## TO DO
From the records below, copy every line that contains the word "type".

## PROVIDED DATA
---

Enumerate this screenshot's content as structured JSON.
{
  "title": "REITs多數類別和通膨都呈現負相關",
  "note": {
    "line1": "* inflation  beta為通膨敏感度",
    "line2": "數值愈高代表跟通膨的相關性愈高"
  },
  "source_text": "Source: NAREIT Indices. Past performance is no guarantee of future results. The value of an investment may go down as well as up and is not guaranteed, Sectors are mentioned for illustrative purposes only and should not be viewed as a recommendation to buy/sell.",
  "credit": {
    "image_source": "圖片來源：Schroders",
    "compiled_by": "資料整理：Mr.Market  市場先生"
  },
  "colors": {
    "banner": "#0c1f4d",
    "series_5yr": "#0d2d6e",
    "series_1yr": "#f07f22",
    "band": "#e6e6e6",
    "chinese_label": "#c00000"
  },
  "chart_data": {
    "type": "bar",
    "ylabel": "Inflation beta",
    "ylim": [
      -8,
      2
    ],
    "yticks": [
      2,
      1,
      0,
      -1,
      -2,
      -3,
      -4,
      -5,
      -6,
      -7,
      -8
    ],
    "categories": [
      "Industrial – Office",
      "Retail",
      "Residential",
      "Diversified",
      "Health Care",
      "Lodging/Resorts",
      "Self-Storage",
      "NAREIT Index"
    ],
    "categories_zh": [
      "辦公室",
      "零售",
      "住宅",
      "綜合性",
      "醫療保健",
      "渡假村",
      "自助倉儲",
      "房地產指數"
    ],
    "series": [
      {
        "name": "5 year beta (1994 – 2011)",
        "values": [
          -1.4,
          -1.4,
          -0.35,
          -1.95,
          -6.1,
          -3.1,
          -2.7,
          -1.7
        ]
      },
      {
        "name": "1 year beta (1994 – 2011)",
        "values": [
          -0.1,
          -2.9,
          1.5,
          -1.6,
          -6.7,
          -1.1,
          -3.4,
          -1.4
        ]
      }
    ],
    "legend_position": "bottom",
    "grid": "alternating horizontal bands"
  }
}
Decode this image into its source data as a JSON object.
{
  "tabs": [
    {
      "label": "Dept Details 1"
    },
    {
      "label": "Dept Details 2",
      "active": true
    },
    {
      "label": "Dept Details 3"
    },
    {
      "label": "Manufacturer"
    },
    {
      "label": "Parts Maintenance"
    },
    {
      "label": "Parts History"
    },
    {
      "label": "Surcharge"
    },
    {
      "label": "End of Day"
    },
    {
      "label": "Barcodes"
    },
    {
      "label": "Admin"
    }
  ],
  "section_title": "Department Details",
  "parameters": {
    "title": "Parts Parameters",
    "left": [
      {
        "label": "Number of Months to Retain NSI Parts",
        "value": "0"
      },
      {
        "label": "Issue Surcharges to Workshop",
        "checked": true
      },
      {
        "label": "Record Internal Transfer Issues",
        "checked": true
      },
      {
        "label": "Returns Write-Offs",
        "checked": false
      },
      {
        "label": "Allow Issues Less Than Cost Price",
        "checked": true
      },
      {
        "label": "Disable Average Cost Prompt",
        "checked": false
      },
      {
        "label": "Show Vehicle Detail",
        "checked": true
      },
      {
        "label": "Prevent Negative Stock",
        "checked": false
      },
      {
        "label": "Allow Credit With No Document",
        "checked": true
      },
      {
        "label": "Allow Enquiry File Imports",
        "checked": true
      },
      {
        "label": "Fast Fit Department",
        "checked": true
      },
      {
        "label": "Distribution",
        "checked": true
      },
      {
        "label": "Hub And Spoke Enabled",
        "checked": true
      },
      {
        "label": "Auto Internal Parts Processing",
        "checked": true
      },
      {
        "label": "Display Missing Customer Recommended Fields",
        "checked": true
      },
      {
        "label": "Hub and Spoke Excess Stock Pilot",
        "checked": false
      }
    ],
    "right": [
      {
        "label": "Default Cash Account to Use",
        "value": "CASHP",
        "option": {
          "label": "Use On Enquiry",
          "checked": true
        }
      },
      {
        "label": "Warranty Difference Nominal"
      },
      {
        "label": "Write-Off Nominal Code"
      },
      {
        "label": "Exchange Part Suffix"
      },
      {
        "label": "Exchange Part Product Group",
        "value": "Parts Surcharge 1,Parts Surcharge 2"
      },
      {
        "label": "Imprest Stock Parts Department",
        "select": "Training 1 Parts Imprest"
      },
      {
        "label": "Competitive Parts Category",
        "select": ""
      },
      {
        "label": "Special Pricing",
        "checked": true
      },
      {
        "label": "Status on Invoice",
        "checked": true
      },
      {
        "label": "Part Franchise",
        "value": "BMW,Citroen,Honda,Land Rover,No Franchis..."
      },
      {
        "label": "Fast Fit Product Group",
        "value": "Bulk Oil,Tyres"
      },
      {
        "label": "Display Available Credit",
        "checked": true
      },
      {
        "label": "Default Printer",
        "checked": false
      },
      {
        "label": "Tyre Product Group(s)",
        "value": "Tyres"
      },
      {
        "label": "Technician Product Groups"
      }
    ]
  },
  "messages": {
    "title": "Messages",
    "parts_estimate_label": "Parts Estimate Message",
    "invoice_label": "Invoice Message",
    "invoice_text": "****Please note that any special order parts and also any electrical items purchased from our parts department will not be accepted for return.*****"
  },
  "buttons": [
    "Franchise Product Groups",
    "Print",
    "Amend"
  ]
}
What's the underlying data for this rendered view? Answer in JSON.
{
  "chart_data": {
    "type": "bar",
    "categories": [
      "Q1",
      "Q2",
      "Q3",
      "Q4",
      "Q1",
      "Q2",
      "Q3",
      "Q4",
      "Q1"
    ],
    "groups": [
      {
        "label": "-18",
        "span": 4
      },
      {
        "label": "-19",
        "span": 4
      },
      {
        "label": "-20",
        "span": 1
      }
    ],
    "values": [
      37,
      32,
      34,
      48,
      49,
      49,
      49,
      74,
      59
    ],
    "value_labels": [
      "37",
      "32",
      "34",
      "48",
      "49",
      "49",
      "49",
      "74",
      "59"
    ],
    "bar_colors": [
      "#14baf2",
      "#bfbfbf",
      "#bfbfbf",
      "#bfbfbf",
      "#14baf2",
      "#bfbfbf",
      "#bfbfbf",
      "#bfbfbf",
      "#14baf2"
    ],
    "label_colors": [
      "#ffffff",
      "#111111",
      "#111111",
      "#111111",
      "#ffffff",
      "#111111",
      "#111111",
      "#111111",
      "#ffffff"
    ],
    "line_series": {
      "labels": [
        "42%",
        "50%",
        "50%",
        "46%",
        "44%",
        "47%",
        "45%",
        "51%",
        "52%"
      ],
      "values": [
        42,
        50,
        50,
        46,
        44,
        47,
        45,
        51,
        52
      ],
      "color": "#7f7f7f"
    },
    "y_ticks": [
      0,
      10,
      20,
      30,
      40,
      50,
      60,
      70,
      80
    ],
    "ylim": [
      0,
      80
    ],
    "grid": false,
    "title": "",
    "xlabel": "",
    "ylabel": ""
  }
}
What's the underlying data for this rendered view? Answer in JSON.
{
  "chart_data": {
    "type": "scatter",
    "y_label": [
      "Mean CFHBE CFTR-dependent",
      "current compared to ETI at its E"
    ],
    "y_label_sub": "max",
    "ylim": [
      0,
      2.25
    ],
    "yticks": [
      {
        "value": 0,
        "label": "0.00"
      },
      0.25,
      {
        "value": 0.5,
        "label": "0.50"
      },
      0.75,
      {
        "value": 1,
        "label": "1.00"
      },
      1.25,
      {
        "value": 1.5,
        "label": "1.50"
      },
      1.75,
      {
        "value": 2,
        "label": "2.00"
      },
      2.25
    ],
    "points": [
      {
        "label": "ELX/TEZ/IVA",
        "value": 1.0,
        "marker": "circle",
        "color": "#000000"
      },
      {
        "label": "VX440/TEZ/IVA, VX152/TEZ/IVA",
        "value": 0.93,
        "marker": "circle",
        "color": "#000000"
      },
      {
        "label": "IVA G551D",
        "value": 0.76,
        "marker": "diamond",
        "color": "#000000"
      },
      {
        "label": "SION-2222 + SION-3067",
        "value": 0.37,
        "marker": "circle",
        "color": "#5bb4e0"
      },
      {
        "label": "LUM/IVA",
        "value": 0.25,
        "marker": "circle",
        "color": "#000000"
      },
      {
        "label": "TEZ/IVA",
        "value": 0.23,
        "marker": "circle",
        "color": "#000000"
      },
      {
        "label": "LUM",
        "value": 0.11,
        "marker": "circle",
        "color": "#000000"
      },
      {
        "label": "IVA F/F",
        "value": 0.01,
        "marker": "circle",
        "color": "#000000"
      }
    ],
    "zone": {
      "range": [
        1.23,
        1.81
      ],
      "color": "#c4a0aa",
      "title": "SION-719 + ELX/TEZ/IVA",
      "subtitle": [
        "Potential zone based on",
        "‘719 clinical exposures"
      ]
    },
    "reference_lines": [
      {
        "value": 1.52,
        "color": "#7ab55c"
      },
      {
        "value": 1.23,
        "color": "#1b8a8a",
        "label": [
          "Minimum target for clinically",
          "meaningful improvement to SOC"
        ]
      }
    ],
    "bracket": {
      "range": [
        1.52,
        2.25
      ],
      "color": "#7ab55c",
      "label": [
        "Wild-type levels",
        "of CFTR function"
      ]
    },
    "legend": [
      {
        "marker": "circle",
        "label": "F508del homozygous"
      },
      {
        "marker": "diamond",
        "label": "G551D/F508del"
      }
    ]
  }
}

---

## PROBLEM SOLUTION
    "type": "bar",
    "type": "bar",
    "type": "scatter",
        "Wild-type levels",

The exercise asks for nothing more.